◆ REQUIREMENT
Return each line of the material verbatim.

◆ THE RECORDS
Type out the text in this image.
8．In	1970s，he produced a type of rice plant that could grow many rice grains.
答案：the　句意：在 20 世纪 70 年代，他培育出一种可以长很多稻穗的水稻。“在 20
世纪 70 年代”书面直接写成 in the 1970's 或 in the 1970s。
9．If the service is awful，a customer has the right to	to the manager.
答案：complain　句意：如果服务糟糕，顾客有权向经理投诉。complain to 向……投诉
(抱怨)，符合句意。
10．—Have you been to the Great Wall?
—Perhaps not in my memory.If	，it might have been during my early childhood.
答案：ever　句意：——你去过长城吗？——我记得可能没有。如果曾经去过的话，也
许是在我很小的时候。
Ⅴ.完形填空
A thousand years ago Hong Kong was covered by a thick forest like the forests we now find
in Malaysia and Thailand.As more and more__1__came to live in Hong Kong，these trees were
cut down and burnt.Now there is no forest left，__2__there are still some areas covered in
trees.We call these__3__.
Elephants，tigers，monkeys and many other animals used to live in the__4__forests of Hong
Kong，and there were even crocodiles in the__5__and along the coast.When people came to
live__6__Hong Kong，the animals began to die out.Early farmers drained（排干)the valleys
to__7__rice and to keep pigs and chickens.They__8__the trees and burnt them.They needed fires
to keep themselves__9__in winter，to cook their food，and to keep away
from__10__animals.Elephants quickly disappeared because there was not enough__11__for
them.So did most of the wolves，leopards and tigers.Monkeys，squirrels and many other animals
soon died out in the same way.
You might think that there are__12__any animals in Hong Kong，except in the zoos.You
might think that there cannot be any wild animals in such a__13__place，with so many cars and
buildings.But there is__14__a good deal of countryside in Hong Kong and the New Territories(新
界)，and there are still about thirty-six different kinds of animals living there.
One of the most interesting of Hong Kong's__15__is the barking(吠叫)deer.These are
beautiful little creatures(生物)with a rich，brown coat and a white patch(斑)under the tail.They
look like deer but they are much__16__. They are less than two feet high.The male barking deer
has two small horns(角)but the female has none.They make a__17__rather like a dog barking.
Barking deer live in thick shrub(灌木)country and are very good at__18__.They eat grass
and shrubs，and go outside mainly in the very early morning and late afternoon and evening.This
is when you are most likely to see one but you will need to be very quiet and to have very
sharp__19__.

◆ FULL RESPONSE
Type out the text in this image.
8．In	1970s，he produced a type of rice plant that could grow many rice grains.
答案：the　句意：在 20 世纪 70 年代，他培育出一种可以长很多稻穗的水稻。“在 20
世纪 70 年代”书面直接写成 in the 1970's 或 in the 1970s。
9．If the service is awful，a customer has the right to	to the manager.
答案：complain　句意：如果服务糟糕，顾客有权向经理投诉。complain to 向……投诉
(抱怨)，符合句意。
10．—Have you been to the Great Wall?
—Perhaps not in my memory.If	，it might have been during my early childhood.
答案：ever　句意：——你去过长城吗？——我记得可能没有。如果曾经去过的话，也
许是在我很小的时候。
Ⅴ.完形填空
A thousand years ago Hong Kong was covered by a thick forest like the forests we now find
in Malaysia and Thailand.As more and more__1__came to live in Hong Kong，these trees were
cut down and burnt.Now there is no forest left，__2__there are still some areas covered in
trees.We call these__3__.
Elephants，tigers，monkeys and many other animals used to live in the__4__forests of Hong
Kong，and there were even crocodiles in the__5__and along the coast.When people came to
live__6__Hong Kong，the animals began to die out.Early farmers drained（排干)the valleys
to__7__rice and to keep pigs and chickens.They__8__the trees and burnt them.They needed fires
to keep themselves__9__in winter，to cook their food，and to keep away
from__10__animals.Elephants quickly disappeared because there was not enough__11__for
them.So did most of the wolves，leopards and tigers.Monkeys，squirrels and many other animals
soon died out in the same way.
You might think that there are__12__any animals in Hong Kong，except in the zoos.You
might think that there cannot be any wild animals in such a__13__place，with so many cars and
buildings.But there is__14__a good deal of countryside in Hong Kong and the New Territories(新
界)，and there are still about thirty-six different kinds of animals living there.
One of the most interesting of Hong Kong's__15__is the barking(吠叫)deer.These are
beautiful little creatures(生物)with a rich，brown coat and a white patch(斑)under the tail.They
look like deer but they are much__16__. They are less than two feet high.The male barking deer
has two small horns(角)but the female has none.They make a__17__rather like a dog barking.
Barking deer live in thick shrub(灌木)country and are very good at__18__.They eat grass
and shrubs，and go outside mainly in the very early morning and late afternoon and evening.This
is when you are most likely to see one but you will need to be very quiet and to have very
sharp__19__.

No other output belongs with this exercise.